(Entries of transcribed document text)
= = = = =

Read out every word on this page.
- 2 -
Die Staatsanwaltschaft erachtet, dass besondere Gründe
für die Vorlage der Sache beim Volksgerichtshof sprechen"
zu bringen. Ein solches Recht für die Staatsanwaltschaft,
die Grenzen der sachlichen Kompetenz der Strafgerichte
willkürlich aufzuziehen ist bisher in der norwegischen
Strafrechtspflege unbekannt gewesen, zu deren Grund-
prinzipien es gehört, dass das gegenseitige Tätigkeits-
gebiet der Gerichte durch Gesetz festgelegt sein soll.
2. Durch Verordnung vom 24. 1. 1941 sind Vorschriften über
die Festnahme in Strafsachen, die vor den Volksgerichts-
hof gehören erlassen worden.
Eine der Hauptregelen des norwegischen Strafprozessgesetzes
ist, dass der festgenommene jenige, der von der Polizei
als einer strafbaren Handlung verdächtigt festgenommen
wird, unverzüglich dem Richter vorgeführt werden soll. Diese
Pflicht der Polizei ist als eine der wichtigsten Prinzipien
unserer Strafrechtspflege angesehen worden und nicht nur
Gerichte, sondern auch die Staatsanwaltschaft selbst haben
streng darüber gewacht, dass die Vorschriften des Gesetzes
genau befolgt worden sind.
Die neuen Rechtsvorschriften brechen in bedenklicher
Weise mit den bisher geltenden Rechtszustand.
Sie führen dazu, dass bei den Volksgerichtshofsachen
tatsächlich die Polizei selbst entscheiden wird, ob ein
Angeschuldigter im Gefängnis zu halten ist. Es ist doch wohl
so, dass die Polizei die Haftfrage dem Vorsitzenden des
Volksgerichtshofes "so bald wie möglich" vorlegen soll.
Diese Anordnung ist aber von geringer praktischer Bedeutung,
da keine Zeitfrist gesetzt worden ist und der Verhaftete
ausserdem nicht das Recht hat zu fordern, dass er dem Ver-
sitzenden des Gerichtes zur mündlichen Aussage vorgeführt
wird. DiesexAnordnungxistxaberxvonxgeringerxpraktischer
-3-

= = = = =

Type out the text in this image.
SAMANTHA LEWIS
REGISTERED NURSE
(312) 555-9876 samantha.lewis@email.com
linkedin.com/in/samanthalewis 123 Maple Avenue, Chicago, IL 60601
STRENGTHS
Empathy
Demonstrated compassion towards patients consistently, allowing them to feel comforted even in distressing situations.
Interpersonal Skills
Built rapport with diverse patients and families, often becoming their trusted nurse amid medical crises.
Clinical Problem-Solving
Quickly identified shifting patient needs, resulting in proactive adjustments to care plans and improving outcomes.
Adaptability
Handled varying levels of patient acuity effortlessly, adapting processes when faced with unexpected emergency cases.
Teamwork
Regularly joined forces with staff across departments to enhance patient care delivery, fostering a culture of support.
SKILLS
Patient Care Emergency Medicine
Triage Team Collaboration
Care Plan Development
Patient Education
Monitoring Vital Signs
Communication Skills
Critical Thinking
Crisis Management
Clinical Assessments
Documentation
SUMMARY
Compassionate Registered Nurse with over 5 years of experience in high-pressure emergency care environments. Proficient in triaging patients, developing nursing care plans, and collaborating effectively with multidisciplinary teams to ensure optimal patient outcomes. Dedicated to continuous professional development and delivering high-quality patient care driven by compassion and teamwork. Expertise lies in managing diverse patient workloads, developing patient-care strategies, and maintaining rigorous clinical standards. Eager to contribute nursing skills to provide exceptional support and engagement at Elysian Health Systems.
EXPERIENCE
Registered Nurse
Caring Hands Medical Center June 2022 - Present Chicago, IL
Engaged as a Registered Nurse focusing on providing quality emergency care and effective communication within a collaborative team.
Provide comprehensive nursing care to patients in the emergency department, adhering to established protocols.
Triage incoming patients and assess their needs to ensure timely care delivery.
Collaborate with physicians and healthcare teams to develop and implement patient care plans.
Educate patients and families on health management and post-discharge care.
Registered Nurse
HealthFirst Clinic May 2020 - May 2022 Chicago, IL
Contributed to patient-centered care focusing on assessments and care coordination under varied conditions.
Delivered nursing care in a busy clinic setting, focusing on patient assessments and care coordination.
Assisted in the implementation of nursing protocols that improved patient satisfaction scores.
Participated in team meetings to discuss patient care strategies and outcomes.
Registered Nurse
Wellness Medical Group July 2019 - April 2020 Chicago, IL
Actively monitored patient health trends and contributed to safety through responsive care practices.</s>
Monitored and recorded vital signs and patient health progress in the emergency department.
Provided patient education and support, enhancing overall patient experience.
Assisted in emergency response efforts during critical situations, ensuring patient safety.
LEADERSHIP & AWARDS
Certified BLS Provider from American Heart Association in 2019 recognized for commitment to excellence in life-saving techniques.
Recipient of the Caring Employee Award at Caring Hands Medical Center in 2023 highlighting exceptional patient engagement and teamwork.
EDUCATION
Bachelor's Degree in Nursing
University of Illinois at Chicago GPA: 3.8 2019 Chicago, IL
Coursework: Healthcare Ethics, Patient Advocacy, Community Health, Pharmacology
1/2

= = = = =

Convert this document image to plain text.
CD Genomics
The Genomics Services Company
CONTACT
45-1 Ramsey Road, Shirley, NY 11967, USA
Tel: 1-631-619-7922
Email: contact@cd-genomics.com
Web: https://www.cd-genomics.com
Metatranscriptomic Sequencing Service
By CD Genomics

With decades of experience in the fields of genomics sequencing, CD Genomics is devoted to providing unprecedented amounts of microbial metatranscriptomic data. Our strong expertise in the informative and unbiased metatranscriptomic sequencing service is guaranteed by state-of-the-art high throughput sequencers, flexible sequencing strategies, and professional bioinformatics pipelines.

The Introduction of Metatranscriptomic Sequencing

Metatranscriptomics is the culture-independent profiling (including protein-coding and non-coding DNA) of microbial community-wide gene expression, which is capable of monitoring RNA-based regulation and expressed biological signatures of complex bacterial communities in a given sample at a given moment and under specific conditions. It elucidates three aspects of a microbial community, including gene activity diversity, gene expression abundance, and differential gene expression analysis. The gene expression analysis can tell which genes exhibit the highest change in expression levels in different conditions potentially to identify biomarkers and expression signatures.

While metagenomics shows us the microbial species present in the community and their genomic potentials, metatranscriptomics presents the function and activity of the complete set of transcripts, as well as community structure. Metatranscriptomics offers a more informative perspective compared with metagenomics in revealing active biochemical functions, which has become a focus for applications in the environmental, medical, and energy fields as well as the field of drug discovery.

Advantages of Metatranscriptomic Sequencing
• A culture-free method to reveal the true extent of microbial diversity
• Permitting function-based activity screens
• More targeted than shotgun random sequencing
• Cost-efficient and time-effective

= = = = =

### TASK GOAL
State how many lines above contain the word "ensure", and nothing more.

### SOLUTION BELOW
2